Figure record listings
— begin —

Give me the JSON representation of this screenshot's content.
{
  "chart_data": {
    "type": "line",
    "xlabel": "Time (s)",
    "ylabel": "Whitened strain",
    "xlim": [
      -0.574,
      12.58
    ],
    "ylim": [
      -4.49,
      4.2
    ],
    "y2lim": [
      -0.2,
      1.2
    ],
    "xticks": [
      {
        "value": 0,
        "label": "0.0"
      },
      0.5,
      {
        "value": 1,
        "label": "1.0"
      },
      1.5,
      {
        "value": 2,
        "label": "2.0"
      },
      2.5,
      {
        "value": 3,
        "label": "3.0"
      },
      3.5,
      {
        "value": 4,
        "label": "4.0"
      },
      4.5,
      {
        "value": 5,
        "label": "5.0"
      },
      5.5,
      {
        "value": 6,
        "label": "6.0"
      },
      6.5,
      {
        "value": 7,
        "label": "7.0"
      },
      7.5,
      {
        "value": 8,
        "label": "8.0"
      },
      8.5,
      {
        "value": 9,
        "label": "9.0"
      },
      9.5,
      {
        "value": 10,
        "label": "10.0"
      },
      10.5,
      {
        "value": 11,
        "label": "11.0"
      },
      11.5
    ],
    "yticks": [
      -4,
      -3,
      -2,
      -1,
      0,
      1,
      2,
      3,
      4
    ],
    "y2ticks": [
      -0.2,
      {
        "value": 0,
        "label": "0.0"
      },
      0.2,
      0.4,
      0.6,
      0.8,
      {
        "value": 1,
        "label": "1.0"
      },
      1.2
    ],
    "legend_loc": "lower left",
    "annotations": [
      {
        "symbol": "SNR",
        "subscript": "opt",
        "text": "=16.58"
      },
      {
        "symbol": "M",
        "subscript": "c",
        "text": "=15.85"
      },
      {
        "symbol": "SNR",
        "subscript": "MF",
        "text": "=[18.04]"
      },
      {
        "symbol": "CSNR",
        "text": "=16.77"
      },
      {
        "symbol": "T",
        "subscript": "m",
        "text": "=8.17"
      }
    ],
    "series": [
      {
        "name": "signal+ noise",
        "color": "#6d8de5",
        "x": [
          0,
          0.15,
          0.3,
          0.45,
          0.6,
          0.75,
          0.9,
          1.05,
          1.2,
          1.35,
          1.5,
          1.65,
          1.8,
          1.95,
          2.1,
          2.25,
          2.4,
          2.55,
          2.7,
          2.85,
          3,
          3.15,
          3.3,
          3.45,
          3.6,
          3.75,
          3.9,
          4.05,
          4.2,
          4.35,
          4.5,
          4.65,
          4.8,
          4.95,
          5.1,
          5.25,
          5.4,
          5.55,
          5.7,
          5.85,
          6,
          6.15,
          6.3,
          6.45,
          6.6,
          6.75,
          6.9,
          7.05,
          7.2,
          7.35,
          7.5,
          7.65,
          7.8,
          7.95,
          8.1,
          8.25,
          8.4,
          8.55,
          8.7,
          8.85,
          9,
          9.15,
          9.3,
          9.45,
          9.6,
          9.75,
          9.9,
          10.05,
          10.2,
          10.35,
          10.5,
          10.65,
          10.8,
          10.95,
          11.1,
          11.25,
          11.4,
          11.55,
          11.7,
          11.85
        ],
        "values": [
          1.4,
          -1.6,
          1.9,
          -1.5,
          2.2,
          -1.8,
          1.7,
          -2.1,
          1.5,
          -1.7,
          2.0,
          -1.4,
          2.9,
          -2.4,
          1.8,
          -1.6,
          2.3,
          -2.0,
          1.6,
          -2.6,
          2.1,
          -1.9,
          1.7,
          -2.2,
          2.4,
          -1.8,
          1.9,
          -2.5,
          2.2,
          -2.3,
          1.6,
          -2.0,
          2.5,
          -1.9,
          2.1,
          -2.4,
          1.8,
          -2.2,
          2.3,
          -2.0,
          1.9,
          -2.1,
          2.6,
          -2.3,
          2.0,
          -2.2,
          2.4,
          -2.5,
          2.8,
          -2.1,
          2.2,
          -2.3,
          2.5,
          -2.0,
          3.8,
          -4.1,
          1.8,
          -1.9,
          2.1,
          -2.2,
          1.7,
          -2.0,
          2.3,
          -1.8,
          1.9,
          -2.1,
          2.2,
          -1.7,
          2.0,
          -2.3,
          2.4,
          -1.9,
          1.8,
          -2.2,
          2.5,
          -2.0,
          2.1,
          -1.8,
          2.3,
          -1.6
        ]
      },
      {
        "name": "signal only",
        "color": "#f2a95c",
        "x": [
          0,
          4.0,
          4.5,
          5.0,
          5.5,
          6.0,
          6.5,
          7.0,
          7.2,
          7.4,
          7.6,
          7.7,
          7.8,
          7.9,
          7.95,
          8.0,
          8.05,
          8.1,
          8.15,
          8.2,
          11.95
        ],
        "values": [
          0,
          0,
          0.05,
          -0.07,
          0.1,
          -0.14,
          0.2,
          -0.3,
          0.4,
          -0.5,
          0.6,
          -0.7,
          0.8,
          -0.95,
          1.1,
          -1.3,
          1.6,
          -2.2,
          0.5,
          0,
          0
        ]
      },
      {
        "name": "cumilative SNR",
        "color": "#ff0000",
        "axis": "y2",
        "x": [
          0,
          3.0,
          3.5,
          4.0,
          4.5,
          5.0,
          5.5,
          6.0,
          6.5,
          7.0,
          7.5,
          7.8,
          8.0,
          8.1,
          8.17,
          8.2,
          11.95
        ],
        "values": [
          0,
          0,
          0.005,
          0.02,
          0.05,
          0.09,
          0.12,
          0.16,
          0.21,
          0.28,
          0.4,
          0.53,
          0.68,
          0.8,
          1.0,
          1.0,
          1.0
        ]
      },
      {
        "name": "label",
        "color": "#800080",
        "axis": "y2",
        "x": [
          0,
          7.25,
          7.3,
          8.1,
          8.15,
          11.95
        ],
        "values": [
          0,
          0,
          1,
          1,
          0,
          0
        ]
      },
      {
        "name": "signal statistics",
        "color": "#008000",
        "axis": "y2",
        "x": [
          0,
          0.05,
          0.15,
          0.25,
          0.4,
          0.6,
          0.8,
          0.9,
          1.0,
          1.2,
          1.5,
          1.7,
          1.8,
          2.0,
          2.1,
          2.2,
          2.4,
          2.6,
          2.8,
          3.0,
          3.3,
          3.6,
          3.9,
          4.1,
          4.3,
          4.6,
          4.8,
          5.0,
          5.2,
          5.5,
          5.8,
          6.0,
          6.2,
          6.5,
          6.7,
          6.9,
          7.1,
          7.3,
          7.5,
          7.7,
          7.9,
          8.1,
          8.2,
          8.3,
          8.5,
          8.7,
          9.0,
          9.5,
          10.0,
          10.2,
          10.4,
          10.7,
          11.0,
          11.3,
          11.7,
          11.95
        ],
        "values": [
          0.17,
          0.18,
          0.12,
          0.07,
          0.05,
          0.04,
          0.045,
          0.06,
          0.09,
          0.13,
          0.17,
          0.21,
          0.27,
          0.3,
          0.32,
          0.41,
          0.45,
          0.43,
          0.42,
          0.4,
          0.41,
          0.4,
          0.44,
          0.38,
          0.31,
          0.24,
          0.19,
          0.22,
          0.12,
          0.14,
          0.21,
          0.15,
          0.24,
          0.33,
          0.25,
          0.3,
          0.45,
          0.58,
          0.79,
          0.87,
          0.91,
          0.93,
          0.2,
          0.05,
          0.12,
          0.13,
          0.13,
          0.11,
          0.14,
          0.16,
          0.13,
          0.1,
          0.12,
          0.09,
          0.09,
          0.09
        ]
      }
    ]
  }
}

— end —

Repeat every entry exactly, please.

Give me the JSON representation of this screenshot's content.
{
  "chart_data": {
    "type": "line",
    "xlabel": "Time (s)",
    "ylabel": "Whitened strain",
    "xlim": [
      -0.574,
      12.58
    ],
    "ylim": [
      -4.49,
      4.2
    ],
    "y2lim": [
      -0.2,
      1.2
    ],
    "xticks": [
      {
        "value": 0,
        "label": "0.0"
      },
      0.5,
      {
        "value": 1,
        "label": "1.0"
      },
      1.5,
      {
        "value": 2,
        "label": "2.0"
      },
      2.5,
      {
        "value": 3,
        "label": "3.0"
      },
      3.5,
      {
        "value": 4,
        "label": "4.0"
      },
      4.5,
      {
        "value": 5,
        "label": "5.0"
      },
      5.5,
      {
        "value": 6,
        "label": "6.0"
      },
      6.5,
      {
        "value": 7,
        "label": "7.0"
      },
      7.5,
      {
        "value": 8,
        "label": "8.0"
      },
      8.5,
      {
        "value": 9,
        "label": "9.0"
      },
      9.5,
      {
        "value": 10,
        "label": "10.0"
      },
      10.5,
      {
        "value": 11,
        "label": "11.0"
      },
      11.5
    ],
    "yticks": [
      -4,
      -3,
      -2,
      -1,
      0,
      1,
      2,
      3,
      4
    ],
    "y2ticks": [
      -0.2,
      {
        "value": 0,
        "label": "0.0"
      },
      0.2,
      0.4,
      0.6,
      0.8,
      {
        "value": 1,
        "label": "1.0"
      },
      1.2
    ],
    "legend_loc": "lower left",
    "annotations": [
      {
        "symbol": "SNR",
        "subscript": "opt",
        "text": "=16.58"
      },
      {
        "symbol": "M",
        "subscript": "c",
        "text": "=15.85"
      },
      {
        "symbol": "SNR",
        "subscript": "MF",
        "text": "=[18.04]"
      },
      {
        "symbol": "CSNR",
        "text": "=16.77"
      },
      {
        "symbol": "T",
        "subscript": "m",
        "text": "=8.17"
      }
    ],
    "series": [
      {
        "name": "signal+ noise",
        "color": "#6d8de5",
        "x": [
          0,
          0.15,
          0.3,
          0.45,
          0.6,
          0.75,
          0.9,
          1.05,
          1.2,
          1.35,
          1.5,
          1.65,
          1.8,
          1.95,
          2.1,
          2.25,
          2.4,
          2.55,
          2.7,
          2.85,
          3,
          3.15,
          3.3,
          3.45,
          3.6,
          3.75,
          3.9,
          4.05,
          4.2,
          4.35,
          4.5,
          4.65,
          4.8,
          4.95,
          5.1,
          5.25,
          5.4,
          5.55,
          5.7,
          5.85,
          6,
          6.15,
          6.3,
          6.45,
          6.6,
          6.75,
          6.9,
          7.05,
          7.2,
          7.35,
          7.5,
          7.65,
          7.8,
          7.95,
          8.1,
          8.25,
          8.4,
          8.55,
          8.7,
          8.85,
          9,
          9.15,
          9.3,
          9.45,
          9.6,
          9.75,
          9.9,
          10.05,
          10.2,
          10.35,
          10.5,
          10.65,
          10.8,
          10.95,
          11.1,
          11.25,
          11.4,
          11.55,
          11.7,
          11.85
        ],
        "values": [
          1.4,
          -1.6,
          1.9,
          -1.5,
          2.2,
          -1.8,
          1.7,
          -2.1,
          1.5,
          -1.7,
          2.0,
          -1.4,
          2.9,
          -2.4,
          1.8,
          -1.6,
          2.3,
          -2.0,
          1.6,
          -2.6,
          2.1,
          -1.9,
          1.7,
          -2.2,
          2.4,
          -1.8,
          1.9,
          -2.5,
          2.2,
          -2.3,
          1.6,
          -2.0,
          2.5,
          -1.9,
          2.1,
          -2.4,
          1.8,
          -2.2,
          2.3,
          -2.0,
          1.9,
          -2.1,
          2.6,
          -2.3,
          2.0,
          -2.2,
          2.4,
          -2.5,
          2.8,
          -2.1,
          2.2,
          -2.3,
          2.5,
          -2.0,
          3.8,
          -4.1,
          1.8,
          -1.9,
          2.1,
          -2.2,
          1.7,
          -2.0,
          2.3,
          -1.8,
          1.9,
          -2.1,
          2.2,
          -1.7,
          2.0,
          -2.3,
          2.4,
          -1.9,
          1.8,
          -2.2,
          2.5,
          -2.0,
          2.1,
          -1.8,
          2.3,
          -1.6
        ]
      },
      {
        "name": "signal only",
        "color": "#f2a95c",
        "x": [
          0,
          4.0,
          4.5,
          5.0,
          5.5,
          6.0,
          6.5,
          7.0,
          7.2,
          7.4,
          7.6,
          7.7,
          7.8,
          7.9,
          7.95,
          8.0,
          8.05,
          8.1,
          8.15,
          8.2,
          11.95
        ],
        "values": [
          0,
          0,
          0.05,
          -0.07,
          0.1,
          -0.14,
          0.2,
          -0.3,
          0.4,
          -0.5,
          0.6,
          -0.7,
          0.8,
          -0.95,
          1.1,
          -1.3,
          1.6,
          -2.2,
          0.5,
          0,
          0
        ]
      },
      {
        "name": "cumilative SNR",
        "color": "#ff0000",
        "axis": "y2",
        "x": [
          0,
          3.0,
          3.5,
          4.0,
          4.5,
          5.0,
          5.5,
          6.0,
          6.5,
          7.0,
          7.5,
          7.8,
          8.0,
          8.1,
          8.17,
          8.2,
          11.95
        ],
        "values": [
          0,
          0,
          0.005,
          0.02,
          0.05,
          0.09,
          0.12,
          0.16,
          0.21,
          0.28,
          0.4,
          0.53,
          0.68,
          0.8,
          1.0,
          1.0,
          1.0
        ]
      },
      {
        "name": "label",
        "color": "#800080",
        "axis": "y2",
        "x": [
          0,
          7.25,
          7.3,
          8.1,
          8.15,
          11.95
        ],
        "values": [
          0,
          0,
          1,
          1,
          0,
          0
        ]
      },
      {
        "name": "signal statistics",
        "color": "#008000",
        "axis": "y2",
        "x": [
          0,
          0.05,
          0.15,
          0.25,
          0.4,
          0.6,
          0.8,
          0.9,
          1.0,
          1.2,
          1.5,
          1.7,
          1.8,
          2.0,
          2.1,
          2.2,
          2.4,
          2.6,
          2.8,
          3.0,
          3.3,
          3.6,
          3.9,
          4.1,
          4.3,
          4.6,
          4.8,
          5.0,
          5.2,
          5.5,
          5.8,
          6.0,
          6.2,
          6.5,
          6.7,
          6.9,
          7.1,
          7.3,
          7.5,
          7.7,
          7.9,
          8.1,
          8.2,
          8.3,
          8.5,
          8.7,
          9.0,
          9.5,
          10.0,
          10.2,
          10.4,
          10.7,
          11.0,
          11.3,
          11.7,
          11.95
        ],
        "values": [
          0.17,
          0.18,
          0.12,
          0.07,
          0.05,
          0.04,
          0.045,
          0.06,
          0.09,
          0.13,
          0.17,
          0.21,
          0.27,
          0.3,
          0.32,
          0.41,
          0.45,
          0.43,
          0.42,
          0.4,
          0.41,
          0.4,
          0.44,
          0.38,
          0.31,
          0.24,
          0.19,
          0.22,
          0.12,
          0.14,
          0.21,
          0.15,
          0.24,
          0.33,
          0.25,
          0.3,
          0.45,
          0.58,
          0.79,
          0.87,
          0.91,
          0.93,
          0.2,
          0.05,
          0.12,
          0.13,
          0.13,
          0.11,
          0.14,
          0.16,
          0.13,
          0.1,
          0.12,
          0.09,
          0.09,
          0.09
        ]
      }
    ]
  }
}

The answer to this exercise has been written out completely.